» Page extract:
Rutgers History Prof. James Livingstone writing for the History News Network:
How to Think About Corporate Personhood Pt. 1
In Zuccotti Park on October 5, 2011, I saw a young woman holding a scrawled cardboard sign that read: “I’ll believe corporations are persons when Texas executes one.”How to Think About Corporate Personhood Pt. II
It made me literally laugh out loud, so I took a picture of it. Six weeks later, November 17, on the night of the second big Occupy march to and from Foley Square, you could see those words everywhere you looked, now neatly stenciled and mass produced, a sign of the times.
Meanwhile, in my big survey class at Rutgers, “Development of the U.S. to 1865,” I was lecturing about the making of the U.S. Constitution, and more particularly the anguished mind of the founder, James Madison, who kept asking how to reconcile—or rather, how to codify the tension between—the rights of persons and the rights of property because he knew that republics, both ancient and modern, inevitably became oligarchies when they chose to sacrifice the rights of persons to the rights of property. I was quoting from a letter Madison wrote to Thomas Jefferson in October of 1788 when one of my students raised his hand and asked, “But weren’t you saying last time that the law makes corporations persons, what’s the deal there?”
Soon after my old friend Mike Fennell, a contractor in Charlotte, North Carolina, told me that one of his employees was so worried about what he’d heard on the radio—the Supreme Court says corporations are persons whose campaign money is a kind of speech to be protected by the First Amendment!—that he had to write his congressman.
We’re all worried about it. Herewith, then, a short course—some CliffsNotes—on how to think about corporate personhood. Full disclosure before the fact: you’re not going to like what I’m about to tell you because I’ll be suggesting that “original intent” is a useful device in adjudicating the divergent claims of all parties.

» Task set:
(a) From the essay on corporate personhood, quote the passage starting at "Rutgers History Prof." and ending at "of the times.".
(b) Based on the essay on corporate personhood, say whether each statement agrees with it: (i) The writer first saw the sign about Texas executing a corporation in Zuccotti Park on October 5, 2011. (ii) Mike Fennell works as a contractor in Raleigh. (iii) The Madison letter being quoted in class was written to Thomas Jefferson in October 1788.

» Available data:
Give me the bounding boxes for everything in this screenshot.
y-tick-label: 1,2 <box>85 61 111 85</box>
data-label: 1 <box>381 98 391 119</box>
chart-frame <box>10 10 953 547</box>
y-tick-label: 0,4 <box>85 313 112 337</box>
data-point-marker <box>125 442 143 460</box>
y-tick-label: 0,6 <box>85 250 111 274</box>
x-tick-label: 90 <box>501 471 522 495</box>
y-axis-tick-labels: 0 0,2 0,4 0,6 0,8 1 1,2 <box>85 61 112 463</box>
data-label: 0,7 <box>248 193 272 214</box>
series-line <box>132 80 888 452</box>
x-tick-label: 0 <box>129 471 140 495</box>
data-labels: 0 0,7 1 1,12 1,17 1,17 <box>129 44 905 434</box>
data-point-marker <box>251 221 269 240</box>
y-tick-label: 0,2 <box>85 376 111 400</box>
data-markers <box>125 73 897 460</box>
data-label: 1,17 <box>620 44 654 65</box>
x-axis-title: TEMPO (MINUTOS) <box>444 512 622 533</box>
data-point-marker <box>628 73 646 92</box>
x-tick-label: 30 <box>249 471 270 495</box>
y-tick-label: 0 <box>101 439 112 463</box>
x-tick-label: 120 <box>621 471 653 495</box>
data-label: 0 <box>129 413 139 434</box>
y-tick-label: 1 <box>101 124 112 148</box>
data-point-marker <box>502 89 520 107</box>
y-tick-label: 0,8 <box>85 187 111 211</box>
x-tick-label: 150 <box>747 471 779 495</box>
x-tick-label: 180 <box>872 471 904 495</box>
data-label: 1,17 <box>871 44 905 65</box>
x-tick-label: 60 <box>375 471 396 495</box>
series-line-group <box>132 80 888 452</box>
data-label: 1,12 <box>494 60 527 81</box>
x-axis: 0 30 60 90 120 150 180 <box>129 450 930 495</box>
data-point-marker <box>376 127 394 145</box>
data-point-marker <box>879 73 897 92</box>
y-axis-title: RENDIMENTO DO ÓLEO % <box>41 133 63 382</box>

» Answers to each task:
(a)
Rutgers History Prof. James Livingstone writing for the History News Network:
How to Think About Corporate Personhood Pt. 1
In Zuccotti Park on October 5, 2011, I saw a young woman holding a scrawled cardboard sign that read: “I’ll believe corporations are persons when Texas executes one.”How to Think About Corporate Personhood Pt. II
It made me literally laugh out loud, so I took a picture of it. Six weeks later, November 17, on the night of the second big Occupy march to and from Foley Square, you could see those words everywhere you looked, now neatly stenciled and mass produced, a sign of the times.

(b)
(i) Yes: "In Zuccotti Park on October 5, 2011, I saw a young woman holding a scrawled cardboard sign"
(ii) No: "my old friend Mike Fennell, a contractor in Charlotte, North Carolina"
(iii) Yes: "a letter Madison wrote to Thomas Jefferson in October of 1788"